---------- Recorded information
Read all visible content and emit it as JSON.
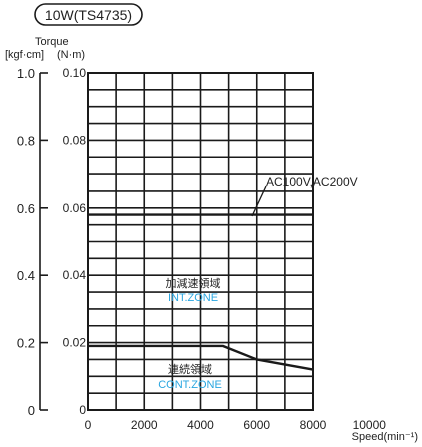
{
  "model_badge": "10W(TS4735)",
  "chart_data": {
    "type": "line",
    "ylabel": "Torque",
    "ylabel_units_left": "[kgf·cm]",
    "ylabel_units_right": "(N·m)",
    "xlabel": "Speed(min⁻¹)",
    "xlim": [
      0,
      10000
    ],
    "ylim": [
      0,
      0.1
    ],
    "ylim_secondary": [
      0,
      1.0
    ],
    "x_ticks": [
      "0",
      "2000",
      "4000",
      "6000",
      "8000",
      "10000"
    ],
    "x_tick_values": [
      0,
      2000,
      4000,
      6000,
      8000,
      10000
    ],
    "y_ticks_right": [
      "0",
      "0.02",
      "0.04",
      "0.06",
      "0.08",
      "0.10"
    ],
    "y_tick_values": [
      0,
      0.02,
      0.04,
      0.06,
      0.08,
      0.1
    ],
    "y_ticks_left": [
      "0",
      "0.2",
      "0.4",
      "0.6",
      "0.8",
      "1.0"
    ],
    "grid": true,
    "series": [
      {
        "name": "INT.ZONE",
        "x": [
          0,
          8000
        ],
        "y": [
          0.058,
          0.058
        ]
      },
      {
        "name": "CONT.ZONE",
        "x": [
          0,
          4800,
          6000,
          8000
        ],
        "y": [
          0.019,
          0.019,
          0.015,
          0.012
        ]
      }
    ],
    "annotations": {
      "voltage_label": "AC100V,AC200V",
      "int_zone_jp": "加減速領域",
      "int_zone_en": "INT.ZONE",
      "cont_zone_jp": "連続領域",
      "cont_zone_en": "CONT.ZONE"
    },
    "colors": {
      "zone_text": "#29a6e0",
      "line": "#1a1a1a"
    }
  }
}
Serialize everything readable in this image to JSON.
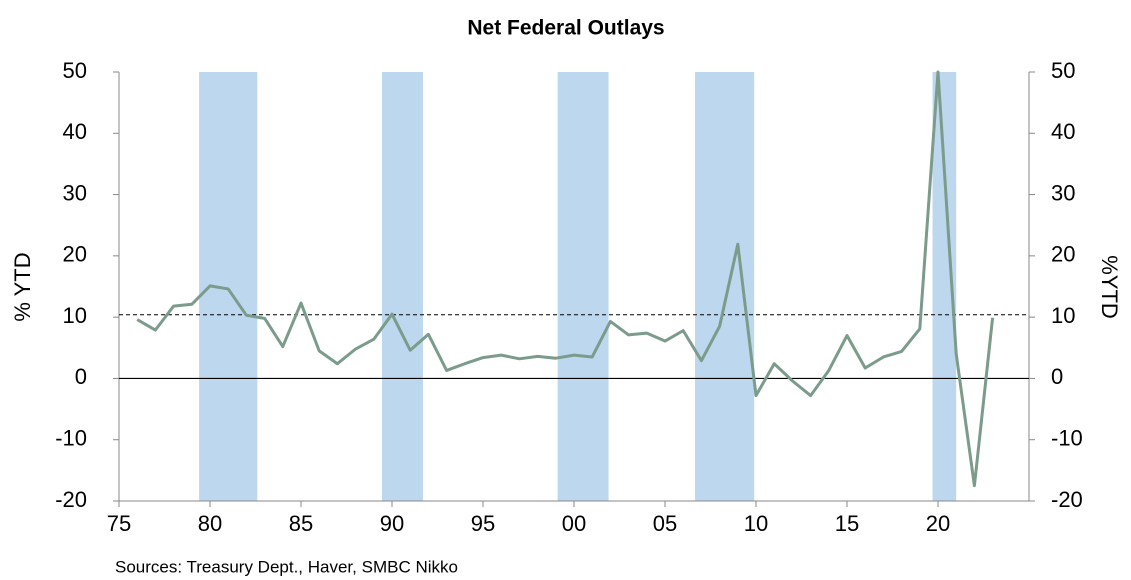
{
  "chart_data": {
    "type": "line",
    "title": "Net Federal Outlays",
    "y_label": "% YTD",
    "y2_label": "%YTD",
    "source": "Sources: Treasury Dept., Haver, SMBC Nikko",
    "x": [
      1976,
      1977,
      1978,
      1979,
      1980,
      1981,
      1982,
      1983,
      1984,
      1985,
      1986,
      1987,
      1988,
      1989,
      1990,
      1991,
      1992,
      1993,
      1994,
      1995,
      1996,
      1997,
      1998,
      1999,
      2000,
      2001,
      2002,
      2003,
      2004,
      2005,
      2006,
      2007,
      2008,
      2009,
      2010,
      2011,
      2012,
      2013,
      2014,
      2015,
      2016,
      2017,
      2018,
      2019,
      2020,
      2021,
      2022,
      2023
    ],
    "series": [
      {
        "name": "Net Federal Outlays",
        "color": "#7b9b8b",
        "values": [
          9.6,
          7.9,
          11.8,
          12.1,
          15.1,
          14.6,
          10.3,
          9.8,
          5.2,
          12.3,
          4.5,
          2.4,
          4.8,
          6.4,
          10.5,
          4.6,
          7.2,
          1.3,
          2.4,
          3.4,
          3.8,
          3.2,
          3.6,
          3.3,
          3.8,
          3.5,
          9.3,
          7.1,
          7.4,
          6.1,
          7.8,
          2.9,
          8.5,
          21.9,
          -2.8,
          2.4,
          -0.4,
          -2.8,
          1.3,
          7.0,
          1.7,
          3.5,
          4.4,
          8.1,
          50,
          4.0,
          -17.5,
          9.9
        ]
      }
    ],
    "reference_line": 10.4,
    "shaded_periods": [
      [
        1979.4,
        1982.6
      ],
      [
        1989.45,
        1991.7
      ],
      [
        1999.1,
        2001.9
      ],
      [
        2006.65,
        2009.9
      ],
      [
        2019.7,
        2021.0
      ]
    ],
    "shade_color": "#bdd7ee",
    "xlim": [
      1975,
      2025
    ],
    "xticks": [
      {
        "value": 1975,
        "label": "75"
      },
      {
        "value": 1980,
        "label": "80"
      },
      {
        "value": 1985,
        "label": "85"
      },
      {
        "value": 1990,
        "label": "90"
      },
      {
        "value": 1995,
        "label": "95"
      },
      {
        "value": 2000,
        "label": "00"
      },
      {
        "value": 2005,
        "label": "05"
      },
      {
        "value": 2010,
        "label": "10"
      },
      {
        "value": 2015,
        "label": "15"
      },
      {
        "value": 2020,
        "label": "20"
      }
    ],
    "ylim": [
      -20,
      50
    ],
    "yticks": [
      -20,
      -10,
      0,
      10,
      20,
      30,
      40,
      50
    ],
    "y2lim": [
      -20,
      50
    ],
    "y2ticks": [
      -20,
      -10,
      0,
      10,
      20,
      30,
      40,
      50
    ]
  }
}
--------------------
* Goal:
Leave the pictures out and reproduce each record exactly as written.

* Task solution:
Read all visible content and emit it as JSON.
{
  "model_badge": "10W(TS4735)",
  "chart_data": {
    "type": "line",
    "ylabel": "Torque",
    "ylabel_units_left": "[kgf·cm]",
    "ylabel_units_right": "(N·m)",
    "xlabel": "Speed(min⁻¹)",
    "xlim": [
      0,
      10000
    ],
    "ylim": [
      0,
      0.1
    ],
    "ylim_secondary": [
      0,
      1.0
    ],
    "x_ticks": [
      "0",
      "2000",
      "4000",
      "6000",
      "8000",
      "10000"
    ],
    "x_tick_values": [
      0,
      2000,
      4000,
      6000,
      8000,
      10000
    ],
    "y_ticks_right": [
      "0",
      "0.02",
      "0.04",
      "0.06",
      "0.08",
      "0.10"
    ],
    "y_tick_values": [
      0,
      0.02,
      0.04,
      0.06,
      0.08,
      0.1
    ],
    "y_ticks_left": [
      "0",
      "0.2",
      "0.4",
      "0.6",
      "0.8",
      "1.0"
    ],
    "grid": true,
    "series": [
      {
        "name": "INT.ZONE",
        "x": [
          0,
          8000
        ],
        "y": [
          0.058,
          0.058
        ]
      },
      {
        "name": "CONT.ZONE",
        "x": [
          0,
          4800,
          6000,
          8000
        ],
        "y": [
          0.019,
          0.019,
          0.015,
          0.012
        ]
      }
    ],
    "annotations": {
      "voltage_label": "AC100V,AC200V",
      "int_zone_jp": "加減速領域",
      "int_zone_en": "INT.ZONE",
      "cont_zone_jp": "連続領域",
      "cont_zone_en": "CONT.ZONE"
    },
    "colors": {
      "zone_text": "#29a6e0",
      "line": "#1a1a1a"
    }
  }
}
Serialize everything readable in this image to JSON.
{
  "chart_data": {
    "type": "line",
    "title": "Net Federal Outlays",
    "y_label": "% YTD",
    "y2_label": "%YTD",
    "source": "Sources: Treasury Dept., Haver, SMBC Nikko",
    "x": [
      1976,
      1977,
      1978,
      1979,
      1980,
      1981,
      1982,
      1983,
      1984,
      1985,
      1986,
      1987,
      1988,
      1989,
      1990,
      1991,
      1992,
      1993,
      1994,
      1995,
      1996,
      1997,
      1998,
      1999,
      2000,
      2001,
      2002,
      2003,
      2004,
      2005,
      2006,
      2007,
      2008,
      2009,
      2010,
      2011,
      2012,
      2013,
      2014,
      2015,
      2016,
      2017,
      2018,
      2019,
      2020,
      2021,
      2022,
      2023
    ],
    "series": [
      {
        "name": "Net Federal Outlays",
        "color": "#7b9b8b",
        "values": [
          9.6,
          7.9,
          11.8,
          12.1,
          15.1,
          14.6,
          10.3,
          9.8,
          5.2,
          12.3,
          4.5,
          2.4,
          4.8,
          6.4,
          10.5,
          4.6,
          7.2,
          1.3,
          2.4,
          3.4,
          3.8,
          3.2,
          3.6,
          3.3,
          3.8,
          3.5,
          9.3,
          7.1,
          7.4,
          6.1,
          7.8,
          2.9,
          8.5,
          21.9,
          -2.8,
          2.4,
          -0.4,
          -2.8,
          1.3,
          7.0,
          1.7,
          3.5,
          4.4,
          8.1,
          50,
          4.0,
          -17.5,
          9.9
        ]
      }
    ],
    "reference_line": 10.4,
    "shaded_periods": [
      [
        1979.4,
        1982.6
      ],
      [
        1989.45,
        1991.7
      ],
      [
        1999.1,
        2001.9
      ],
      [
        2006.65,
        2009.9
      ],
      [
        2019.7,
        2021.0
      ]
    ],
    "shade_color": "#bdd7ee",
    "xlim": [
      1975,
      2025
    ],
    "xticks": [
      {
        "value": 1975,
        "label": "75"
      },
      {
        "value": 1980,
        "label": "80"
      },
      {
        "value": 1985,
        "label": "85"
      },
      {
        "value": 1990,
        "label": "90"
      },
      {
        "value": 1995,
        "label": "95"
      },
      {
        "value": 2000,
        "label": "00"
      },
      {
        "value": 2005,
        "label": "05"
      },
      {
        "value": 2010,
        "label": "10"
      },
      {
        "value": 2015,
        "label": "15"
      },
      {
        "value": 2020,
        "label": "20"
      }
    ],
    "ylim": [
      -20,
      50
    ],
    "yticks": [
      -20,
      -10,
      0,
      10,
      20,
      30,
      40,
      50
    ],
    "y2lim": [
      -20,
      50
    ],
    "y2ticks": [
      -20,
      -10,
      0,
      10,
      20,
      30,
      40,
      50
    ]
  }
}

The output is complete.